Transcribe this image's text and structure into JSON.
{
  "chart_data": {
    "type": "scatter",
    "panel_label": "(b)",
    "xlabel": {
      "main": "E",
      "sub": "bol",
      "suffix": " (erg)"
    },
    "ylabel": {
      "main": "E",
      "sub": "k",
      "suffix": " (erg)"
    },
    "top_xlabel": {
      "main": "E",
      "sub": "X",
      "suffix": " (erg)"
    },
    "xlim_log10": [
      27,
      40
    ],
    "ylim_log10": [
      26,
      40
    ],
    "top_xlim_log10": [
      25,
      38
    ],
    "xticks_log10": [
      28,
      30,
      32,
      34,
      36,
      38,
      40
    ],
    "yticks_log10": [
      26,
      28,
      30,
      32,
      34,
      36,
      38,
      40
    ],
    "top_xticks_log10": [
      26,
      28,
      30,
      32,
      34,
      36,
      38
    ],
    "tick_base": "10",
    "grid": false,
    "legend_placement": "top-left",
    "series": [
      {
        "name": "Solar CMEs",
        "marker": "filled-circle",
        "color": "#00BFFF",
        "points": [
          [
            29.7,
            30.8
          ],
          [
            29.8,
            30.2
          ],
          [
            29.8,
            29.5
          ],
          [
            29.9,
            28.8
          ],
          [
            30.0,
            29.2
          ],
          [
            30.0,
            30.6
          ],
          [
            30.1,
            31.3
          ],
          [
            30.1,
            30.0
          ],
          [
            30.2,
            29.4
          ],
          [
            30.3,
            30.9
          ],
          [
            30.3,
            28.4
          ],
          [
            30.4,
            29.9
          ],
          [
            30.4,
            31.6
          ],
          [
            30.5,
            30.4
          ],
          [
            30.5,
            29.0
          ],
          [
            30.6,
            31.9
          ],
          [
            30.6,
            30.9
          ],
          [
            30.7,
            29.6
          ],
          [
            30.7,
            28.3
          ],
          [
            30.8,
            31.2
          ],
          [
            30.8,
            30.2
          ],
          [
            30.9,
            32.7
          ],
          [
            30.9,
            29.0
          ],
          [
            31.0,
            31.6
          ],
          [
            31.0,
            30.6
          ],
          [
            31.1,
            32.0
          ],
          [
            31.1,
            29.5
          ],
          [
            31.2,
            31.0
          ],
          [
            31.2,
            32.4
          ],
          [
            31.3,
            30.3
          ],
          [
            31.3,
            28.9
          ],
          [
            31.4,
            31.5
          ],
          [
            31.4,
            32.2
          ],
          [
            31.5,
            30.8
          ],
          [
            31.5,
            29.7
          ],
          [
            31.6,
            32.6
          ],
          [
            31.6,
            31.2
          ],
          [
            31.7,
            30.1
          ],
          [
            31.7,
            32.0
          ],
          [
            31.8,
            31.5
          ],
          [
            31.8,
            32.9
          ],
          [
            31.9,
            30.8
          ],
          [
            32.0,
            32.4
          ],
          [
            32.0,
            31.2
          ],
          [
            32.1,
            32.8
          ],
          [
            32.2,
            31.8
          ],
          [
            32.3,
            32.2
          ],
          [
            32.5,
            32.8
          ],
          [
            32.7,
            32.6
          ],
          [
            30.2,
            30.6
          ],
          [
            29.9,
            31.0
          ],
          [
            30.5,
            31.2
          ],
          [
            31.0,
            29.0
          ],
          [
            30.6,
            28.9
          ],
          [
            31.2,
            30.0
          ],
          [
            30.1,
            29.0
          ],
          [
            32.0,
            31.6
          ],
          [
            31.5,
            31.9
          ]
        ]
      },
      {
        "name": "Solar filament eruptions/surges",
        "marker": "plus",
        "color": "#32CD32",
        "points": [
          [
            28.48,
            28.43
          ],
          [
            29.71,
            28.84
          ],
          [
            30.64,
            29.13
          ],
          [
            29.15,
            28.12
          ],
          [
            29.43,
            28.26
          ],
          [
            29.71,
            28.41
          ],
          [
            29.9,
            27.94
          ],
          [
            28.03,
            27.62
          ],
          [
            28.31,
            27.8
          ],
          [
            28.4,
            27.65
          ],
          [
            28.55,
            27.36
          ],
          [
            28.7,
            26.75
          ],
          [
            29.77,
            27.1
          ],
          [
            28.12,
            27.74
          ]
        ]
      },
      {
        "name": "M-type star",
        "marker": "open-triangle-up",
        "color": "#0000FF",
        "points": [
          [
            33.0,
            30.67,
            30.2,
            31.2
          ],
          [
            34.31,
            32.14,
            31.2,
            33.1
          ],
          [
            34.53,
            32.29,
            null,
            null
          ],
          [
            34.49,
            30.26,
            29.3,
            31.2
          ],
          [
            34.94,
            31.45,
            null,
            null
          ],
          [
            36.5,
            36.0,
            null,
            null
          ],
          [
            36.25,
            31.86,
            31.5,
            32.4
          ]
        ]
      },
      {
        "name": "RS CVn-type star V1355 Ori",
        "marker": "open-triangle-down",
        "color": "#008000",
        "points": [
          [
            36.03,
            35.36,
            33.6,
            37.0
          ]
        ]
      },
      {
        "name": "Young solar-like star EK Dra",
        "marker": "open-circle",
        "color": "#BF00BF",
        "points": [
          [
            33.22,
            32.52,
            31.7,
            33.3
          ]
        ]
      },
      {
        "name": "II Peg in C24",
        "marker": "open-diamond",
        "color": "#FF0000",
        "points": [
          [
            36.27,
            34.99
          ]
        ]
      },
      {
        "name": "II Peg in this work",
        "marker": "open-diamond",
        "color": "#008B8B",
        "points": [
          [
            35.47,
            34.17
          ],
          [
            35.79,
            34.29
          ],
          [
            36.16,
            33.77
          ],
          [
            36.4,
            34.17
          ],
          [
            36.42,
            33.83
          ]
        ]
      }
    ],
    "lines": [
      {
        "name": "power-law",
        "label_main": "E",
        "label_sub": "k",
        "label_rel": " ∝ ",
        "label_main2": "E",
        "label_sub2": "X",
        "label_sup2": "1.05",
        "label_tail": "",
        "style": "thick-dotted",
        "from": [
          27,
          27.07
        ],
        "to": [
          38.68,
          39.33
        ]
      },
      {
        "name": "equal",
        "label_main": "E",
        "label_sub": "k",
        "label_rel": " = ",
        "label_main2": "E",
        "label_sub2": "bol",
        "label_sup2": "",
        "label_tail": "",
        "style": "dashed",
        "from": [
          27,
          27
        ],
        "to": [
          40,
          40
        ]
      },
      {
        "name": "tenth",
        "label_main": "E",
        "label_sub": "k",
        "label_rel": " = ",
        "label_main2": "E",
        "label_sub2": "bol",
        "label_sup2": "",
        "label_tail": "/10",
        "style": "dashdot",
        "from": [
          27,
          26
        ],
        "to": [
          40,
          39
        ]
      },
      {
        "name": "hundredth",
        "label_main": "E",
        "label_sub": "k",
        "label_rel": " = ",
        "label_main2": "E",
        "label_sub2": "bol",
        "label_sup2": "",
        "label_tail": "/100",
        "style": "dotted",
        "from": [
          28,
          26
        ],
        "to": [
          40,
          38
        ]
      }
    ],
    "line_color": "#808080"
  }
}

#####

Stated exercise: Each record should come back exactly as written.

Task output:
Transcribe this image's text and structure into JSON.
{
  "chart_data": {
    "type": "scatter",
    "panel_label": "(b)",
    "xlabel": {
      "main": "E",
      "sub": "bol",
      "suffix": " (erg)"
    },
    "ylabel": {
      "main": "E",
      "sub": "k",
      "suffix": " (erg)"
    },
    "top_xlabel": {
      "main": "E",
      "sub": "X",
      "suffix": " (erg)"
    },
    "xlim_log10": [
      27,
      40
    ],
    "ylim_log10": [
      26,
      40
    ],
    "top_xlim_log10": [
      25,
      38
    ],
    "xticks_log10": [
      28,
      30,
      32,
      34,
      36,
      38,
      40
    ],
    "yticks_log10": [
      26,
      28,
      30,
      32,
      34,
      36,
      38,
      40
    ],
    "top_xticks_log10": [
      26,
      28,
      30,
      32,
      34,
      36,
      38
    ],
    "tick_base": "10",
    "grid": false,
    "legend_placement": "top-left",
    "series": [
      {
        "name": "Solar CMEs",
        "marker": "filled-circle",
        "color": "#00BFFF",
        "points": [
          [
            29.7,
            30.8
          ],
          [
            29.8,
            30.2
          ],
          [
            29.8,
            29.5
          ],
          [
            29.9,
            28.8
          ],
          [
            30.0,
            29.2
          ],
          [
            30.0,
            30.6
          ],
          [
            30.1,
            31.3
          ],
          [
            30.1,
            30.0
          ],
          [
            30.2,
            29.4
          ],
          [
            30.3,
            30.9
          ],
          [
            30.3,
            28.4
          ],
          [
            30.4,
            29.9
          ],
          [
            30.4,
            31.6
          ],
          [
            30.5,
            30.4
          ],
          [
            30.5,
            29.0
          ],
          [
            30.6,
            31.9
          ],
          [
            30.6,
            30.9
          ],
          [
            30.7,
            29.6
          ],
          [
            30.7,
            28.3
          ],
          [
            30.8,
            31.2
          ],
          [
            30.8,
            30.2
          ],
          [
            30.9,
            32.7
          ],
          [
            30.9,
            29.0
          ],
          [
            31.0,
            31.6
          ],
          [
            31.0,
            30.6
          ],
          [
            31.1,
            32.0
          ],
          [
            31.1,
            29.5
          ],
          [
            31.2,
            31.0
          ],
          [
            31.2,
            32.4
          ],
          [
            31.3,
            30.3
          ],
          [
            31.3,
            28.9
          ],
          [
            31.4,
            31.5
          ],
          [
            31.4,
            32.2
          ],
          [
            31.5,
            30.8
          ],
          [
            31.5,
            29.7
          ],
          [
            31.6,
            32.6
          ],
          [
            31.6,
            31.2
          ],
          [
            31.7,
            30.1
          ],
          [
            31.7,
            32.0
          ],
          [
            31.8,
            31.5
          ],
          [
            31.8,
            32.9
          ],
          [
            31.9,
            30.8
          ],
          [
            32.0,
            32.4
          ],
          [
            32.0,
            31.2
          ],
          [
            32.1,
            32.8
          ],
          [
            32.2,
            31.8
          ],
          [
            32.3,
            32.2
          ],
          [
            32.5,
            32.8
          ],
          [
            32.7,
            32.6
          ],
          [
            30.2,
            30.6
          ],
          [
            29.9,
            31.0
          ],
          [
            30.5,
            31.2
          ],
          [
            31.0,
            29.0
          ],
          [
            30.6,
            28.9
          ],
          [
            31.2,
            30.0
          ],
          [
            30.1,
            29.0
          ],
          [
            32.0,
            31.6
          ],
          [
            31.5,
            31.9
          ]
        ]
      },
      {
        "name": "Solar filament eruptions/surges",
        "marker": "plus",
        "color": "#32CD32",
        "points": [
          [
            28.48,
            28.43
          ],
          [
            29.71,
            28.84
          ],
          [
            30.64,
            29.13
          ],
          [
            29.15,
            28.12
          ],
          [
            29.43,
            28.26
          ],
          [
            29.71,
            28.41
          ],
          [
            29.9,
            27.94
          ],
          [
            28.03,
            27.62
          ],
          [
            28.31,
            27.8
          ],
          [
            28.4,
            27.65
          ],
          [
            28.55,
            27.36
          ],
          [
            28.7,
            26.75
          ],
          [
            29.77,
            27.1
          ],
          [
            28.12,
            27.74
          ]
        ]
      },
      {
        "name": "M-type star",
        "marker": "open-triangle-up",
        "color": "#0000FF",
        "points": [
          [
            33.0,
            30.67,
            30.2,
            31.2
          ],
          [
            34.31,
            32.14,
            31.2,
            33.1
          ],
          [
            34.53,
            32.29,
            null,
            null
          ],
          [
            34.49,
            30.26,
            29.3,
            31.2
          ],
          [
            34.94,
            31.45,
            null,
            null
          ],
          [
            36.5,
            36.0,
            null,
            null
          ],
          [
            36.25,
            31.86,
            31.5,
            32.4
          ]
        ]
      },
      {
        "name": "RS CVn-type star V1355 Ori",
        "marker": "open-triangle-down",
        "color": "#008000",
        "points": [
          [
            36.03,
            35.36,
            33.6,
            37.0
          ]
        ]
      },
      {
        "name": "Young solar-like star EK Dra",
        "marker": "open-circle",
        "color": "#BF00BF",
        "points": [
          [
            33.22,
            32.52,
            31.7,
            33.3
          ]
        ]
      },
      {
        "name": "II Peg in C24",
        "marker": "open-diamond",
        "color": "#FF0000",
        "points": [
          [
            36.27,
            34.99
          ]
        ]
      },
      {
        "name": "II Peg in this work",
        "marker": "open-diamond",
        "color": "#008B8B",
        "points": [
          [
            35.47,
            34.17
          ],
          [
            35.79,
            34.29
          ],
          [
            36.16,
            33.77
          ],
          [
            36.4,
            34.17
          ],
          [
            36.42,
            33.83
          ]
        ]
      }
    ],
    "lines": [
      {
        "name": "power-law",
        "label_main": "E",
        "label_sub": "k",
        "label_rel": " ∝ ",
        "label_main2": "E",
        "label_sub2": "X",
        "label_sup2": "1.05",
        "label_tail": "",
        "style": "thick-dotted",
        "from": [
          27,
          27.07
        ],
        "to": [
          38.68,
          39.33
        ]
      },
      {
        "name": "equal",
        "label_main": "E",
        "label_sub": "k",
        "label_rel": " = ",
        "label_main2": "E",
        "label_sub2": "bol",
        "label_sup2": "",
        "label_tail": "",
        "style": "dashed",
        "from": [
          27,
          27
        ],
        "to": [
          40,
          40
        ]
      },
      {
        "name": "tenth",
        "label_main": "E",
        "label_sub": "k",
        "label_rel": " = ",
        "label_main2": "E",
        "label_sub2": "bol",
        "label_sup2": "",
        "label_tail": "/10",
        "style": "dashdot",
        "from": [
          27,
          26
        ],
        "to": [
          40,
          39
        ]
      },
      {
        "name": "hundredth",
        "label_main": "E",
        "label_sub": "k",
        "label_rel": " = ",
        "label_main2": "E",
        "label_sub2": "bol",
        "label_sup2": "",
        "label_tail": "/100",
        "style": "dotted",
        "from": [
          28,
          26
        ],
        "to": [
          40,
          38
        ]
      }
    ],
    "line_color": "#808080"
  }
}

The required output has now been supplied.